| Stored dataset items |
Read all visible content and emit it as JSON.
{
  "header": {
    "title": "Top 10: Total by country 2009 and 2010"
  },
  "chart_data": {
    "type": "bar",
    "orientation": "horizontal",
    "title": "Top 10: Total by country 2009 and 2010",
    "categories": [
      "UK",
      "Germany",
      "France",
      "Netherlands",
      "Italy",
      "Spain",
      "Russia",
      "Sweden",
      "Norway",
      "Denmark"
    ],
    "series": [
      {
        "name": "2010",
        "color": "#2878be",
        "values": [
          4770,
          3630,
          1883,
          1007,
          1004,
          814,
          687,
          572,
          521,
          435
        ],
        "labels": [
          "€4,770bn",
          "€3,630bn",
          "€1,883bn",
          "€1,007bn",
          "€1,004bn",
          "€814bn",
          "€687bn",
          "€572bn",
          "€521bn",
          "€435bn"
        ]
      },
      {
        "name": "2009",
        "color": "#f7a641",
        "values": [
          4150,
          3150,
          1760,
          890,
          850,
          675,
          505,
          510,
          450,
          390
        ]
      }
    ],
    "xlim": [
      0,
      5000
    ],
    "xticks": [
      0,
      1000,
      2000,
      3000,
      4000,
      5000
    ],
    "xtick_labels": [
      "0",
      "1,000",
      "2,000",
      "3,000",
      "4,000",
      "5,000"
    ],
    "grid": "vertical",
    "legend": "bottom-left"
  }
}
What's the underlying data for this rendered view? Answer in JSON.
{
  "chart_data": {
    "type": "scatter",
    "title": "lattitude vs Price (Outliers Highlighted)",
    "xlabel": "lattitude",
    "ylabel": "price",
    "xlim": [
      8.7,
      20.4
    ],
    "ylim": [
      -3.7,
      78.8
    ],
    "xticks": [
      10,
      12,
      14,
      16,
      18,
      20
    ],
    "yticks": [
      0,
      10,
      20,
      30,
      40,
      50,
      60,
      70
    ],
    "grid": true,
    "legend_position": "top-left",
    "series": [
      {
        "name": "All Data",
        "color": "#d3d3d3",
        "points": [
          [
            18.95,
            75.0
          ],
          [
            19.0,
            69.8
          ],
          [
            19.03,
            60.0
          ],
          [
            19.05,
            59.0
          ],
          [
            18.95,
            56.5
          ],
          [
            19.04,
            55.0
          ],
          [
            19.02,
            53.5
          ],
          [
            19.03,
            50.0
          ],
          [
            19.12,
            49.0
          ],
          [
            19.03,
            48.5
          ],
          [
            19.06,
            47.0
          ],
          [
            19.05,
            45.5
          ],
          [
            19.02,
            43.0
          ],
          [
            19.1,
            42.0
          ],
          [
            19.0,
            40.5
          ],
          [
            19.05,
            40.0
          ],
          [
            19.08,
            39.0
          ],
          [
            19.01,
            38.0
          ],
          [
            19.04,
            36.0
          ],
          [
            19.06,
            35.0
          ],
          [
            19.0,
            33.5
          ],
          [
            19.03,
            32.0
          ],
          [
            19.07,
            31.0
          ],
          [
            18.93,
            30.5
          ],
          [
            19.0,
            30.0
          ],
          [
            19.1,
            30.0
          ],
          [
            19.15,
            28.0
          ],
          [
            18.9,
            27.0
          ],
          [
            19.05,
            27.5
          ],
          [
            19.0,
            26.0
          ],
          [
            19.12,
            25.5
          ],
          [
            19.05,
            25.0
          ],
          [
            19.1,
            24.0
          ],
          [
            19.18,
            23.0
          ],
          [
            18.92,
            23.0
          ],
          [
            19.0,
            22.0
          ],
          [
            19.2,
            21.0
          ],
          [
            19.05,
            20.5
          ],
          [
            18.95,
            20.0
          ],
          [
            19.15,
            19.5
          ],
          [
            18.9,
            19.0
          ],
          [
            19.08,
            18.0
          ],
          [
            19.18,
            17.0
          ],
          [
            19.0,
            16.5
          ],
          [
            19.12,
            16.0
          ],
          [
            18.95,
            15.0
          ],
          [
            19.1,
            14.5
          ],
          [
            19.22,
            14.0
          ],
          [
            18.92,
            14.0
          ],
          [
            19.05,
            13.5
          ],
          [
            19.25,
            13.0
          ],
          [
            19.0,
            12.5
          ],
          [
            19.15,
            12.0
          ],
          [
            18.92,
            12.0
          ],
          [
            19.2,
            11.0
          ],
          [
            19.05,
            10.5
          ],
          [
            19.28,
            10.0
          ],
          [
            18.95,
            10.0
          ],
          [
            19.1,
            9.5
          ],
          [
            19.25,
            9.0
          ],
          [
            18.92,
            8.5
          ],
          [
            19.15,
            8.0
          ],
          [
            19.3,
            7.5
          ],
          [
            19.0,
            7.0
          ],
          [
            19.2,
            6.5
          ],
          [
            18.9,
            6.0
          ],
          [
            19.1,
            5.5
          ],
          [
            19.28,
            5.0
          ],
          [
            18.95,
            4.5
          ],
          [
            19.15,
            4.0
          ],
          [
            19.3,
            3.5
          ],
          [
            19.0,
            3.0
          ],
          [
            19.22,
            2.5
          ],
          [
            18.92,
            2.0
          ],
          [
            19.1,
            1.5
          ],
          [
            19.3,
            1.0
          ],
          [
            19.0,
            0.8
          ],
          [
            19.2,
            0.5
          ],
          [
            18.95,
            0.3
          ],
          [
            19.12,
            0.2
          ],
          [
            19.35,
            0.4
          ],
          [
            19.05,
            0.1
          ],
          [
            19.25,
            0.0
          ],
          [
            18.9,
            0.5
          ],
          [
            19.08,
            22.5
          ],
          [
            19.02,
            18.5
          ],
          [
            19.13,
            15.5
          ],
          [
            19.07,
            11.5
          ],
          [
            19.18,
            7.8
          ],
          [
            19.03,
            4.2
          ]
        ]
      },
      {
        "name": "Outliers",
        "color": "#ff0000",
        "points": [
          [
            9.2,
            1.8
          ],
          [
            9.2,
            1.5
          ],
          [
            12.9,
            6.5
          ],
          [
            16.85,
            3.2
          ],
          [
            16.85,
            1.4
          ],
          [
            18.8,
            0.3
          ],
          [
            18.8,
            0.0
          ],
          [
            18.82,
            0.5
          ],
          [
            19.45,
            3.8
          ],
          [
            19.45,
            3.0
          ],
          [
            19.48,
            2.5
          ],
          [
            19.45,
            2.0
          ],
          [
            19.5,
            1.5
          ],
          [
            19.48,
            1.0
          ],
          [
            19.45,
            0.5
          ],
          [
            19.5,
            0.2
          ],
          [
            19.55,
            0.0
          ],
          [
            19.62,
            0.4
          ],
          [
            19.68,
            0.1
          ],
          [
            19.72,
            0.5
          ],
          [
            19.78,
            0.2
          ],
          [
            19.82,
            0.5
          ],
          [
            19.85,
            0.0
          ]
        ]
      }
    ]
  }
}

| The task |
Please restate the records in full, word for word.

| Result for this task |
Read all visible content and emit it as JSON.
{
  "header": {
    "title": "Top 10: Total by country 2009 and 2010"
  },
  "chart_data": {
    "type": "bar",
    "orientation": "horizontal",
    "title": "Top 10: Total by country 2009 and 2010",
    "categories": [
      "UK",
      "Germany",
      "France",
      "Netherlands",
      "Italy",
      "Spain",
      "Russia",
      "Sweden",
      "Norway",
      "Denmark"
    ],
    "series": [
      {
        "name": "2010",
        "color": "#2878be",
        "values": [
          4770,
          3630,
          1883,
          1007,
          1004,
          814,
          687,
          572,
          521,
          435
        ],
        "labels": [
          "€4,770bn",
          "€3,630bn",
          "€1,883bn",
          "€1,007bn",
          "€1,004bn",
          "€814bn",
          "€687bn",
          "€572bn",
          "€521bn",
          "€435bn"
        ]
      },
      {
        "name": "2009",
        "color": "#f7a641",
        "values": [
          4150,
          3150,
          1760,
          890,
          850,
          675,
          505,
          510,
          450,
          390
        ]
      }
    ],
    "xlim": [
      0,
      5000
    ],
    "xticks": [
      0,
      1000,
      2000,
      3000,
      4000,
      5000
    ],
    "xtick_labels": [
      "0",
      "1,000",
      "2,000",
      "3,000",
      "4,000",
      "5,000"
    ],
    "grid": "vertical",
    "legend": "bottom-left"
  }
}
What's the underlying data for this rendered view? Answer in JSON.
{
  "chart_data": {
    "type": "scatter",
    "title": "lattitude vs Price (Outliers Highlighted)",
    "xlabel": "lattitude",
    "ylabel": "price",
    "xlim": [
      8.7,
      20.4
    ],
    "ylim": [
      -3.7,
      78.8
    ],
    "xticks": [
      10,
      12,
      14,
      16,
      18,
      20
    ],
    "yticks": [
      0,
      10,
      20,
      30,
      40,
      50,
      60,
      70
    ],
    "grid": true,
    "legend_position": "top-left",
    "series": [
      {
        "name": "All Data",
        "color": "#d3d3d3",
        "points": [
          [
            18.95,
            75.0
          ],
          [
            19.0,
            69.8
          ],
          [
            19.03,
            60.0
          ],
          [
            19.05,
            59.0
          ],
          [
            18.95,
            56.5
          ],
          [
            19.04,
            55.0
          ],
          [
            19.02,
            53.5
          ],
          [
            19.03,
            50.0
          ],
          [
            19.12,
            49.0
          ],
          [
            19.03,
            48.5
          ],
          [
            19.06,
            47.0
          ],
          [
            19.05,
            45.5
          ],
          [
            19.02,
            43.0
          ],
          [
            19.1,
            42.0
          ],
          [
            19.0,
            40.5
          ],
          [
            19.05,
            40.0
          ],
          [
            19.08,
            39.0
          ],
          [
            19.01,
            38.0
          ],
          [
            19.04,
            36.0
          ],
          [
            19.06,
            35.0
          ],
          [
            19.0,
            33.5
          ],
          [
            19.03,
            32.0
          ],
          [
            19.07,
            31.0
          ],
          [
            18.93,
            30.5
          ],
          [
            19.0,
            30.0
          ],
          [
            19.1,
            30.0
          ],
          [
            19.15,
            28.0
          ],
          [
            18.9,
            27.0
          ],
          [
            19.05,
            27.5
          ],
          [
            19.0,
            26.0
          ],
          [
            19.12,
            25.5
          ],
          [
            19.05,
            25.0
          ],
          [
            19.1,
            24.0
          ],
          [
            19.18,
            23.0
          ],
          [
            18.92,
            23.0
          ],
          [
            19.0,
            22.0
          ],
          [
            19.2,
            21.0
          ],
          [
            19.05,
            20.5
          ],
          [
            18.95,
            20.0
          ],
          [
            19.15,
            19.5
          ],
          [
            18.9,
            19.0
          ],
          [
            19.08,
            18.0
          ],
          [
            19.18,
            17.0
          ],
          [
            19.0,
            16.5
          ],
          [
            19.12,
            16.0
          ],
          [
            18.95,
            15.0
          ],
          [
            19.1,
            14.5
          ],
          [
            19.22,
            14.0
          ],
          [
            18.92,
            14.0
          ],
          [
            19.05,
            13.5
          ],
          [
            19.25,
            13.0
          ],
          [
            19.0,
            12.5
          ],
          [
            19.15,
            12.0
          ],
          [
            18.92,
            12.0
          ],
          [
            19.2,
            11.0
          ],
          [
            19.05,
            10.5
          ],
          [
            19.28,
            10.0
          ],
          [
            18.95,
            10.0
          ],
          [
            19.1,
            9.5
          ],
          [
            19.25,
            9.0
          ],
          [
            18.92,
            8.5
          ],
          [
            19.15,
            8.0
          ],
          [
            19.3,
            7.5
          ],
          [
            19.0,
            7.0
          ],
          [
            19.2,
            6.5
          ],
          [
            18.9,
            6.0
          ],
          [
            19.1,
            5.5
          ],
          [
            19.28,
            5.0
          ],
          [
            18.95,
            4.5
          ],
          [
            19.15,
            4.0
          ],
          [
            19.3,
            3.5
          ],
          [
            19.0,
            3.0
          ],
          [
            19.22,
            2.5
          ],
          [
            18.92,
            2.0
          ],
          [
            19.1,
            1.5
          ],
          [
            19.3,
            1.0
          ],
          [
            19.0,
            0.8
          ],
          [
            19.2,
            0.5
          ],
          [
            18.95,
            0.3
          ],
          [
            19.12,
            0.2
          ],
          [
            19.35,
            0.4
          ],
          [
            19.05,
            0.1
          ],
          [
            19.25,
            0.0
          ],
          [
            18.9,
            0.5
          ],
          [
            19.08,
            22.5
          ],
          [
            19.02,
            18.5
          ],
          [
            19.13,
            15.5
          ],
          [
            19.07,
            11.5
          ],
          [
            19.18,
            7.8
          ],
          [
            19.03,
            4.2
          ]
        ]
      },
      {
        "name": "Outliers",
        "color": "#ff0000",
        "points": [
          [
            9.2,
            1.8
          ],
          [
            9.2,
            1.5
          ],
          [
            12.9,
            6.5
          ],
          [
            16.85,
            3.2
          ],
          [
            16.85,
            1.4
          ],
          [
            18.8,
            0.3
          ],
          [
            18.8,
            0.0
          ],
          [
            18.82,
            0.5
          ],
          [
            19.45,
            3.8
          ],
          [
            19.45,
            3.0
          ],
          [
            19.48,
            2.5
          ],
          [
            19.45,
            2.0
          ],
          [
            19.5,
            1.5
          ],
          [
            19.48,
            1.0
          ],
          [
            19.45,
            0.5
          ],
          [
            19.5,
            0.2
          ],
          [
            19.55,
            0.0
          ],
          [
            19.62,
            0.4
          ],
          [
            19.68,
            0.1
          ],
          [
            19.72,
            0.5
          ],
          [
            19.78,
            0.2
          ],
          [
            19.82,
            0.5
          ],
          [
            19.85,
            0.0
          ]
        ]
      }
    ]
  }
}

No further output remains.